* **What is expected**:
Look through the lines below and state how many hold the word "xlabel". Write only the number.

Data tied to figure images
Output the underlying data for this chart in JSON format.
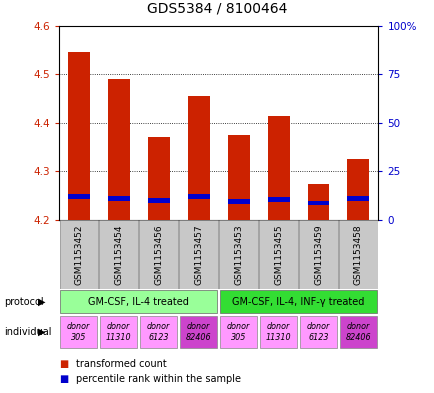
{
  "title": "GDS5384 / 8100464",
  "samples": [
    "GSM1153452",
    "GSM1153454",
    "GSM1153456",
    "GSM1153457",
    "GSM1153453",
    "GSM1153455",
    "GSM1153459",
    "GSM1153458"
  ],
  "red_values": [
    4.545,
    4.49,
    4.37,
    4.455,
    4.375,
    4.415,
    4.275,
    4.325
  ],
  "blue_values": [
    4.248,
    4.245,
    4.24,
    4.248,
    4.238,
    4.242,
    4.235,
    4.245
  ],
  "base": 4.2,
  "ylim": [
    4.2,
    4.6
  ],
  "yticks": [
    4.2,
    4.3,
    4.4,
    4.5,
    4.6
  ],
  "y2ticks_vals": [
    4.2,
    4.3,
    4.4,
    4.5,
    4.6
  ],
  "y2ticks_labels": [
    "0",
    "25",
    "50",
    "75",
    "100%"
  ],
  "protocol_labels": [
    "GM-CSF, IL-4 treated",
    "GM-CSF, IL-4, INF-γ treated"
  ],
  "individual_labels": [
    "donor\n305",
    "donor\n11310",
    "donor\n6123",
    "donor\n82406",
    "donor\n305",
    "donor\n11310",
    "donor\n6123",
    "donor\n82406"
  ],
  "individual_colors": [
    "#ff99ff",
    "#ff99ff",
    "#ff99ff",
    "#cc44cc",
    "#ff99ff",
    "#ff99ff",
    "#ff99ff",
    "#cc44cc"
  ],
  "protocol_colors": [
    "#99ff99",
    "#33dd33"
  ],
  "sample_bg_color": "#c8c8c8",
  "bar_color_red": "#cc2200",
  "bar_color_blue": "#0000cc",
  "left_label_color": "#cc2200",
  "right_label_color": "#0000cc",
  "legend_texts": [
    "transformed count",
    "percentile rank within the sample"
  ]
}
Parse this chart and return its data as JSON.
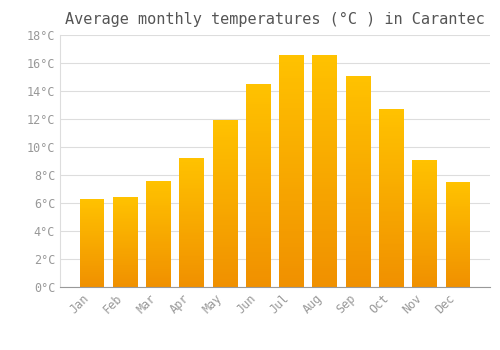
{
  "title": "Average monthly temperatures (°C ) in Carantec",
  "months": [
    "Jan",
    "Feb",
    "Mar",
    "Apr",
    "May",
    "Jun",
    "Jul",
    "Aug",
    "Sep",
    "Oct",
    "Nov",
    "Dec"
  ],
  "values": [
    6.3,
    6.4,
    7.6,
    9.2,
    11.9,
    14.5,
    16.6,
    16.6,
    15.1,
    12.7,
    9.1,
    7.5
  ],
  "bar_color_top": "#FFC200",
  "bar_color_bottom": "#F09000",
  "background_color": "#FFFFFF",
  "grid_color": "#DDDDDD",
  "text_color": "#999999",
  "title_color": "#555555",
  "ylim": [
    0,
    18
  ],
  "yticks": [
    0,
    2,
    4,
    6,
    8,
    10,
    12,
    14,
    16,
    18
  ],
  "title_fontsize": 11,
  "tick_fontsize": 8.5,
  "bar_width": 0.75
}
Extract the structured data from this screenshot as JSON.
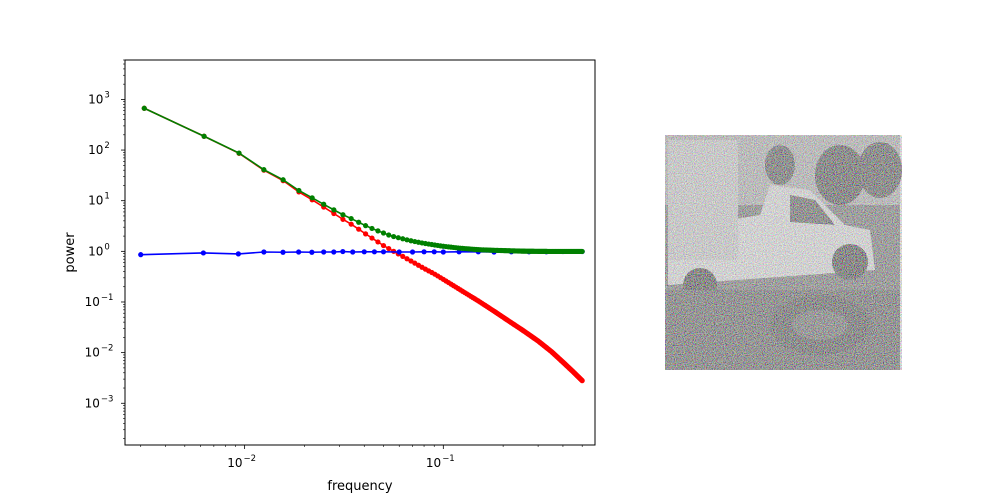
{
  "chart_data": {
    "type": "line",
    "title": "",
    "xlabel": "frequency",
    "ylabel": "power",
    "xscale": "log",
    "yscale": "log",
    "xlim": [
      0.0025,
      0.58
    ],
    "ylim": [
      0.00015,
      6000
    ],
    "grid": false,
    "legend": "none",
    "x_ticks": [
      {
        "value": 0.01,
        "base": "10",
        "exp": "−2"
      },
      {
        "value": 0.1,
        "base": "10",
        "exp": "−1"
      }
    ],
    "y_ticks": [
      {
        "value": 1000,
        "base": "10",
        "exp": "3"
      },
      {
        "value": 100,
        "base": "10",
        "exp": "2"
      },
      {
        "value": 10,
        "base": "10",
        "exp": "1"
      },
      {
        "value": 1,
        "base": "10",
        "exp": "0"
      },
      {
        "value": 0.1,
        "base": "10",
        "exp": "−1"
      },
      {
        "value": 0.01,
        "base": "10",
        "exp": "−2"
      },
      {
        "value": 0.001,
        "base": "10",
        "exp": "−3"
      }
    ],
    "series_colors": {
      "signal": "#ff0000",
      "noise": "#0000ff",
      "total": "#008000"
    },
    "series": [
      {
        "color": "#ff0000",
        "points": [
          [
            0.003,
            720
          ],
          [
            0.0062,
            190
          ],
          [
            0.0093,
            88
          ],
          [
            0.0125,
            40
          ],
          [
            0.0156,
            25
          ],
          [
            0.0187,
            15
          ],
          [
            0.0218,
            10.5
          ],
          [
            0.025,
            7.5
          ],
          [
            0.0281,
            5.6
          ],
          [
            0.0312,
            4.3
          ],
          [
            0.035,
            3.3
          ],
          [
            0.04,
            2.3
          ],
          [
            0.045,
            1.7
          ],
          [
            0.05,
            1.3
          ],
          [
            0.055,
            1.05
          ],
          [
            0.06,
            0.87
          ],
          [
            0.07,
            0.62
          ],
          [
            0.08,
            0.46
          ],
          [
            0.09,
            0.36
          ],
          [
            0.1,
            0.28
          ],
          [
            0.12,
            0.18
          ],
          [
            0.15,
            0.105
          ],
          [
            0.18,
            0.066
          ],
          [
            0.21,
            0.044
          ],
          [
            0.25,
            0.028
          ],
          [
            0.3,
            0.017
          ],
          [
            0.35,
            0.0105
          ],
          [
            0.4,
            0.0065
          ],
          [
            0.45,
            0.0042
          ],
          [
            0.5,
            0.0028
          ]
        ]
      },
      {
        "color": "#0000ff",
        "points": [
          [
            0.003,
            0.86
          ],
          [
            0.0062,
            0.93
          ],
          [
            0.0093,
            0.89
          ],
          [
            0.0125,
            0.97
          ],
          [
            0.0156,
            0.96
          ],
          [
            0.0187,
            0.97
          ],
          [
            0.0218,
            0.96
          ],
          [
            0.025,
            0.97
          ],
          [
            0.0281,
            0.97
          ],
          [
            0.0312,
            0.99
          ],
          [
            0.035,
            0.97
          ],
          [
            0.04,
            0.98
          ],
          [
            0.045,
            0.98
          ],
          [
            0.05,
            0.98
          ],
          [
            0.06,
            0.97
          ],
          [
            0.07,
            0.97
          ],
          [
            0.08,
            0.98
          ],
          [
            0.09,
            0.98
          ],
          [
            0.1,
            0.97
          ],
          [
            0.12,
            0.98
          ],
          [
            0.15,
            0.98
          ],
          [
            0.18,
            0.97
          ],
          [
            0.22,
            0.98
          ],
          [
            0.27,
            0.98
          ],
          [
            0.33,
            0.98
          ],
          [
            0.4,
            0.99
          ],
          [
            0.5,
            0.99
          ]
        ]
      },
      {
        "color": "#008000",
        "points": [
          [
            0.003,
            720
          ],
          [
            0.0062,
            190
          ],
          [
            0.0093,
            89
          ],
          [
            0.0125,
            41
          ],
          [
            0.0156,
            26
          ],
          [
            0.0187,
            16
          ],
          [
            0.0218,
            11.5
          ],
          [
            0.025,
            8.5
          ],
          [
            0.0281,
            6.6
          ],
          [
            0.0312,
            5.3
          ],
          [
            0.035,
            4.3
          ],
          [
            0.04,
            3.3
          ],
          [
            0.045,
            2.7
          ],
          [
            0.05,
            2.3
          ],
          [
            0.055,
            2.0
          ],
          [
            0.06,
            1.84
          ],
          [
            0.07,
            1.59
          ],
          [
            0.08,
            1.44
          ],
          [
            0.09,
            1.34
          ],
          [
            0.1,
            1.26
          ],
          [
            0.12,
            1.16
          ],
          [
            0.15,
            1.08
          ],
          [
            0.18,
            1.05
          ],
          [
            0.21,
            1.03
          ],
          [
            0.25,
            1.01
          ],
          [
            0.3,
            1.0
          ],
          [
            0.35,
            0.995
          ],
          [
            0.4,
            0.995
          ],
          [
            0.45,
            0.995
          ],
          [
            0.5,
            0.995
          ]
        ]
      }
    ]
  },
  "noisy_image": {
    "description_icon": "noisy-photo-icon"
  }
}
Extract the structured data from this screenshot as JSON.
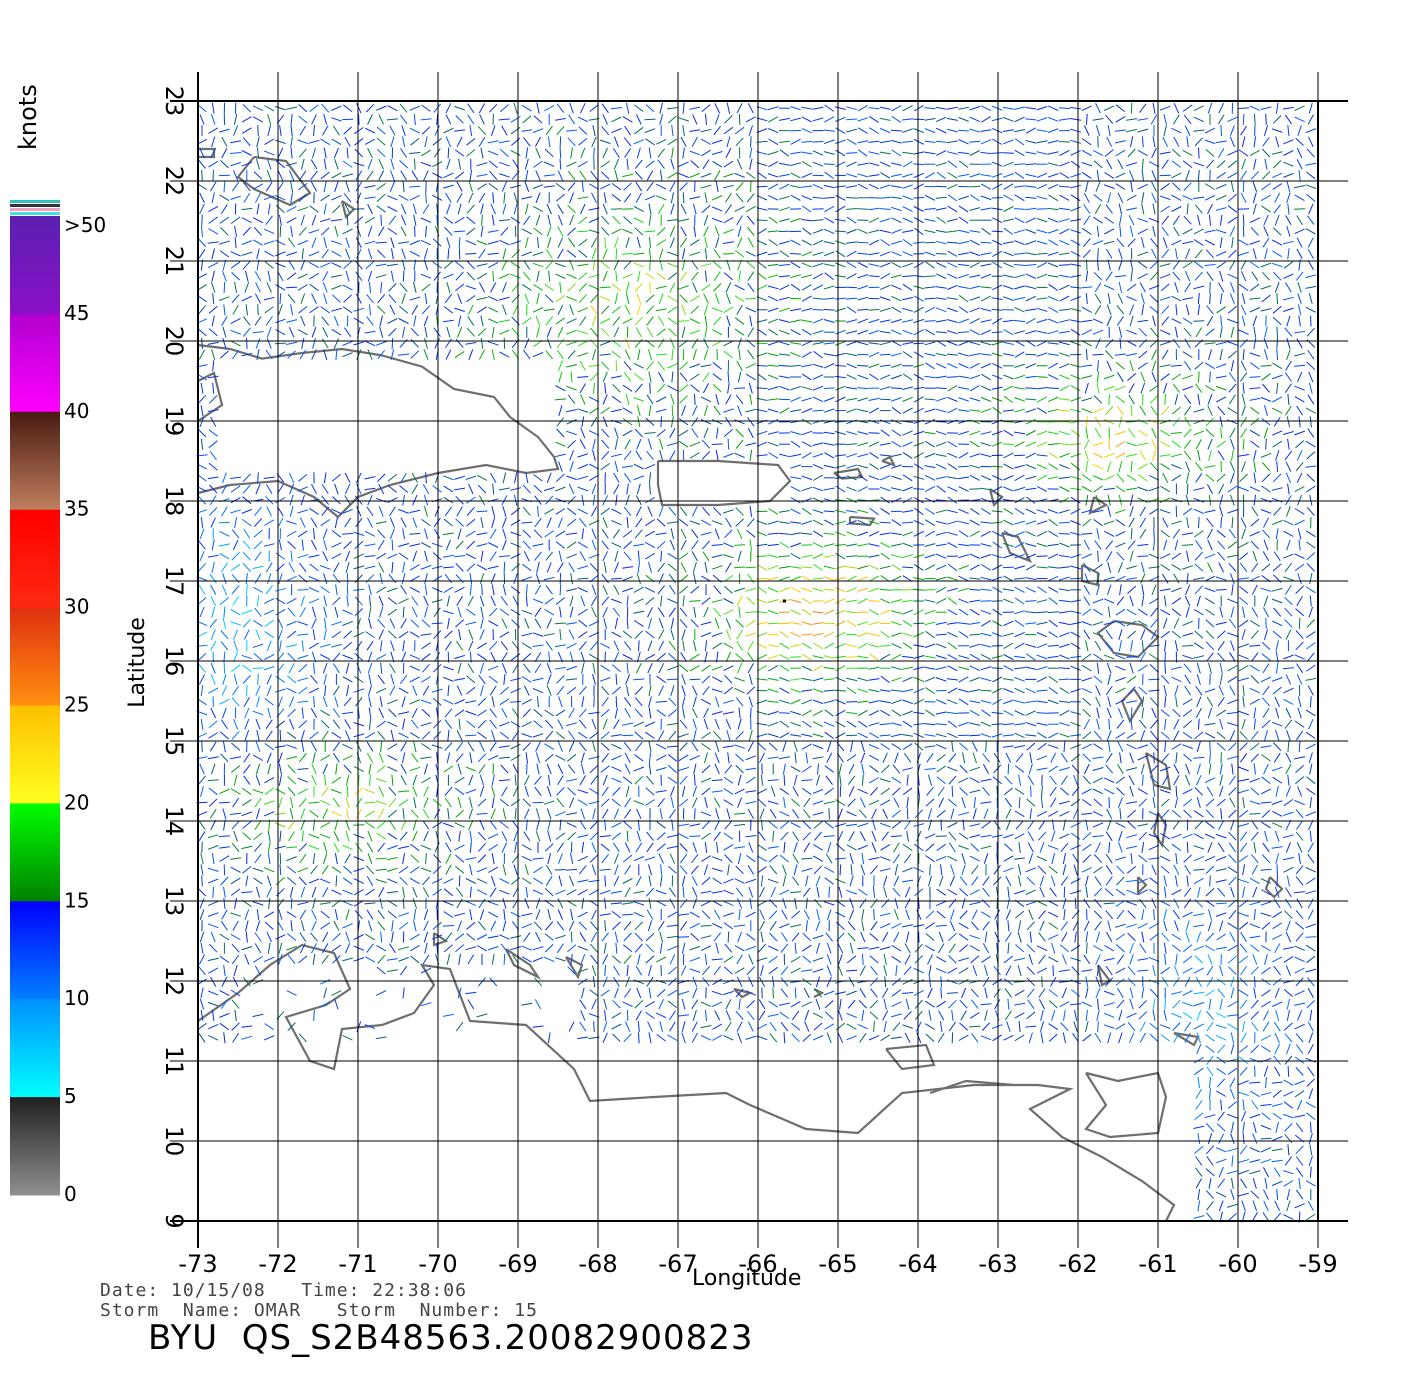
{
  "map": {
    "xlabel": "Longitude",
    "ylabel": "Latitude",
    "lon_range": [
      -73,
      -59
    ],
    "lat_range": [
      9,
      23
    ],
    "lon_ticks": [
      "-73",
      "-72",
      "-71",
      "-70",
      "-69",
      "-68",
      "-67",
      "-66",
      "-65",
      "-64",
      "-63",
      "-62",
      "-61",
      "-60",
      "-59"
    ],
    "lat_ticks": [
      "9",
      "10",
      "11",
      "12",
      "13",
      "14",
      "15",
      "16",
      "17",
      "18",
      "19",
      "20",
      "21",
      "22",
      "23"
    ],
    "grid": true,
    "coastline_color": "#6e6e6e"
  },
  "legend": {
    "unit": "knots",
    "labels": [
      ">50",
      "45",
      "40",
      "35",
      "30",
      "25",
      "20",
      "15",
      "10",
      "5",
      "0"
    ],
    "bands": [
      {
        "from": 45,
        "to": 50,
        "top": "#5a20b0",
        "bottom": "#8a10c8"
      },
      {
        "from": 40,
        "to": 45,
        "top": "#b000d0",
        "bottom": "#ff00ff"
      },
      {
        "from": 35,
        "to": 40,
        "top": "#4a1a10",
        "bottom": "#c08060"
      },
      {
        "from": 30,
        "to": 35,
        "top": "#ff0000",
        "bottom": "#ff2a10"
      },
      {
        "from": 25,
        "to": 30,
        "top": "#e03010",
        "bottom": "#ff9010"
      },
      {
        "from": 20,
        "to": 25,
        "top": "#ffc000",
        "bottom": "#ffff20"
      },
      {
        "from": 15,
        "to": 20,
        "top": "#00ff00",
        "bottom": "#008000"
      },
      {
        "from": 10,
        "to": 15,
        "top": "#0000ff",
        "bottom": "#0080ff"
      },
      {
        "from": 5,
        "to": 10,
        "top": "#0090ff",
        "bottom": "#00ffff"
      },
      {
        "from": 0,
        "to": 5,
        "top": "#202020",
        "bottom": "#909090"
      }
    ]
  },
  "footer": {
    "line1": "Date: 10/15/08   Time: 22:38:06",
    "line2": "Storm  Name: OMAR   Storm  Number: 15",
    "title": "BYU  QS_S2B48563.20082900823"
  }
}
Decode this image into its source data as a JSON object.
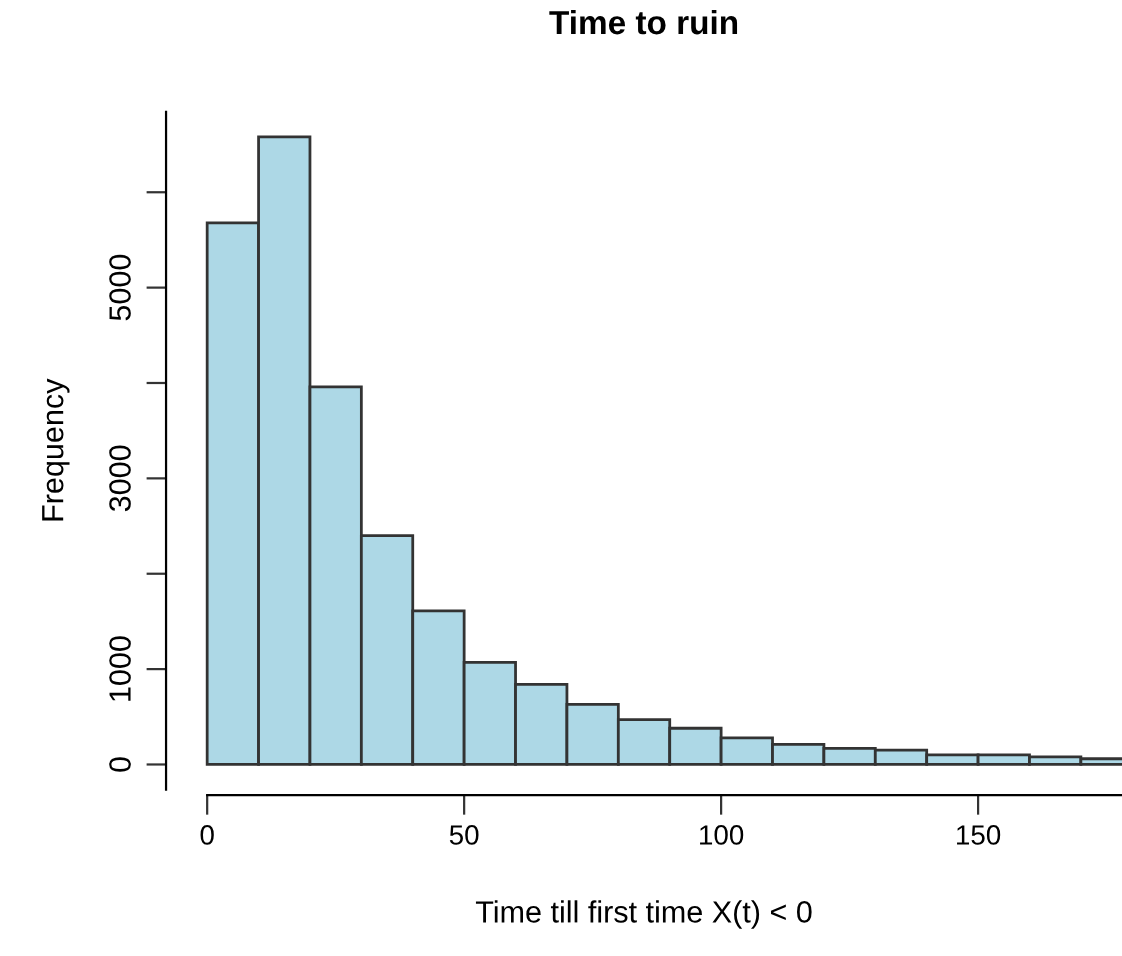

* **The solution**:
2